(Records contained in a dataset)

===

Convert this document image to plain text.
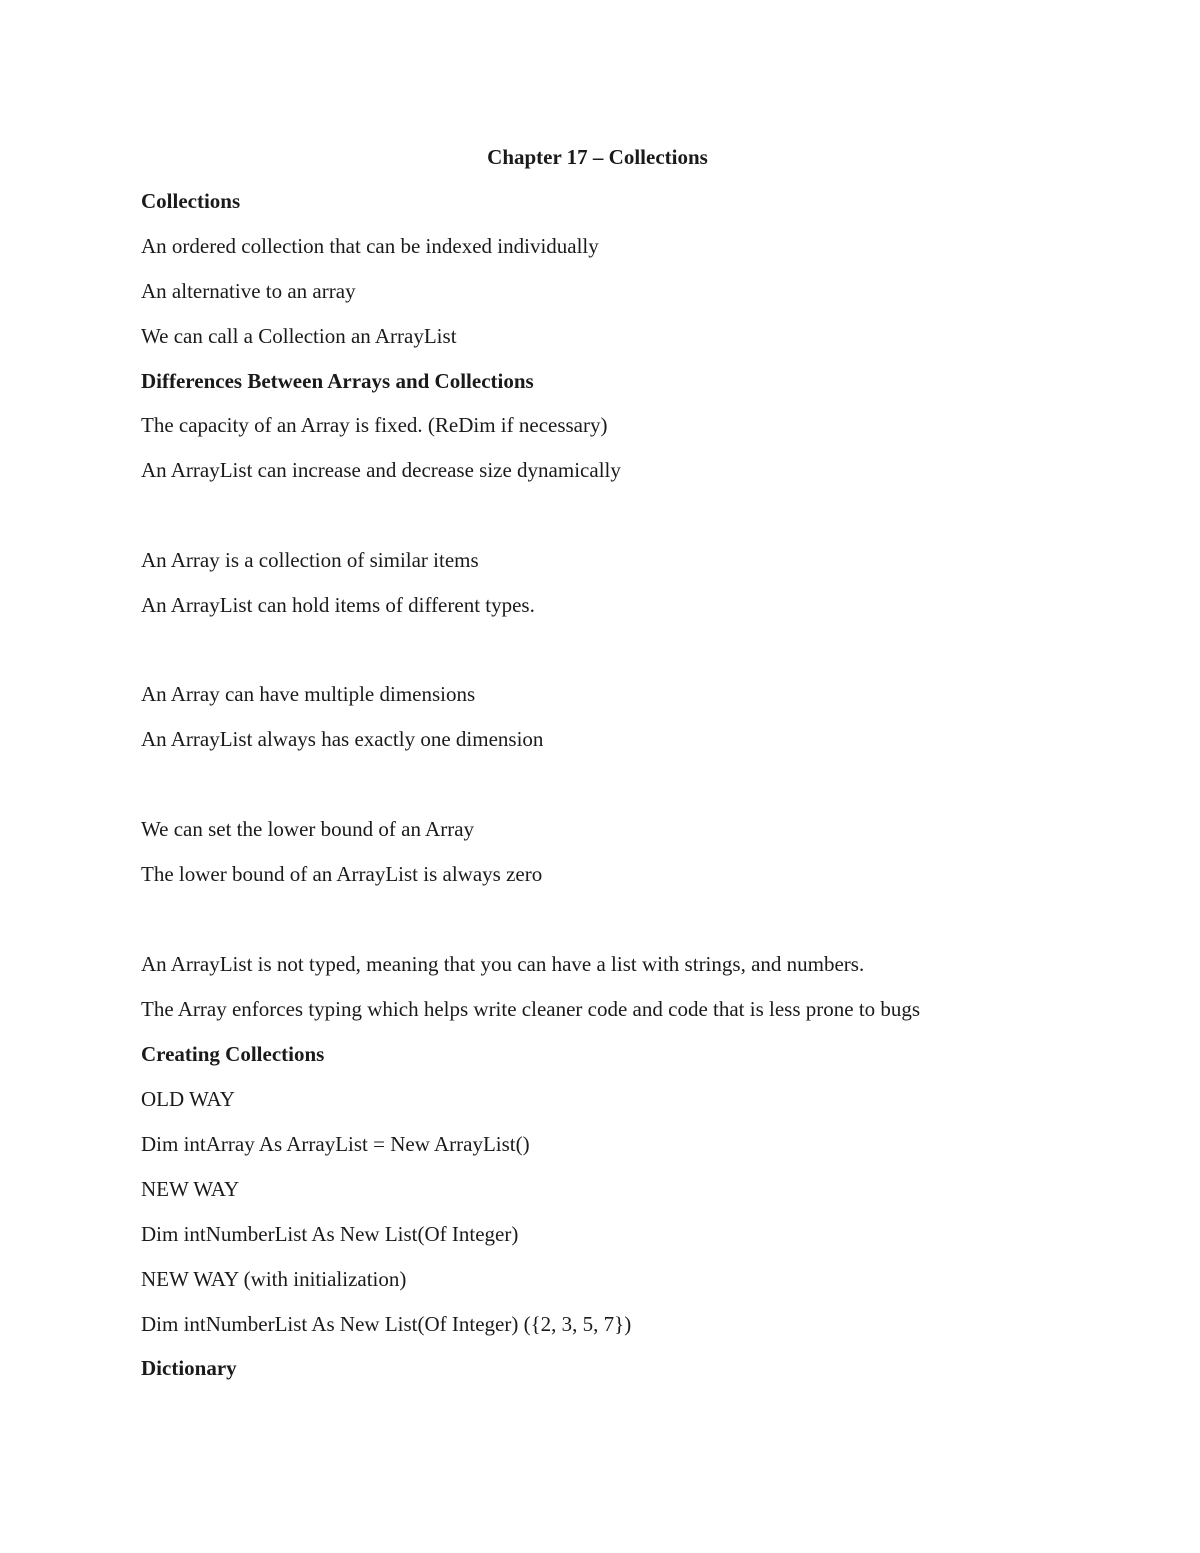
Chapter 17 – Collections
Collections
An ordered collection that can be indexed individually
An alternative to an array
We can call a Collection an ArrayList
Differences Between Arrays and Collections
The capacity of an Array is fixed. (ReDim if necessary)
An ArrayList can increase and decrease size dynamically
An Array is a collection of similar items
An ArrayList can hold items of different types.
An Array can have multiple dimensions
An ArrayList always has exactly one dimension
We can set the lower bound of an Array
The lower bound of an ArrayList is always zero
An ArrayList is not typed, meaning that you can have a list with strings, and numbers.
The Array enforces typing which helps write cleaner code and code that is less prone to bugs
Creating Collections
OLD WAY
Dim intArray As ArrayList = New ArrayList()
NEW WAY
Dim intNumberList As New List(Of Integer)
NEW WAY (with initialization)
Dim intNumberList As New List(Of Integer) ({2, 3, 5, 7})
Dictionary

===

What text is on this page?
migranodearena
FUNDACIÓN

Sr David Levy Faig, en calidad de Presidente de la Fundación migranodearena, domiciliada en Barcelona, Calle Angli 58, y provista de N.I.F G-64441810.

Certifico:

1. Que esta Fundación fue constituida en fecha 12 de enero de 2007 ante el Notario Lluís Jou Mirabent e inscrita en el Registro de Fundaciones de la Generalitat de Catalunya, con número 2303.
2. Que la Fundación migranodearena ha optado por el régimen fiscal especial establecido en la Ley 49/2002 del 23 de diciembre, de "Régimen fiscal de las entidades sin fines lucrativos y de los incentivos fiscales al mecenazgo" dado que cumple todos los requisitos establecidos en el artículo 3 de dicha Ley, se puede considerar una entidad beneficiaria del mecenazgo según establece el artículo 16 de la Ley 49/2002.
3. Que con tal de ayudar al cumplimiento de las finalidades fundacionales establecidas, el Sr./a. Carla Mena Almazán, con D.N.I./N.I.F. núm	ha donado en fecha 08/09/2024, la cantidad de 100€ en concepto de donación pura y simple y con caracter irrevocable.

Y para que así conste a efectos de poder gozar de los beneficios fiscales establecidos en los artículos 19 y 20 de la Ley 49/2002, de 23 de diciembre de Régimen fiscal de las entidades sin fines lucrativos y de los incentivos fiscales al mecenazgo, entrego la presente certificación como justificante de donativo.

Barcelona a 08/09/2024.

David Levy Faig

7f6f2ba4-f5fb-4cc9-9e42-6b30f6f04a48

===

PROBLEM TO WORK ON: Across the records above, count the lines holding "lucrativos" and reply with that number alone.

TASK RESPONSE: 2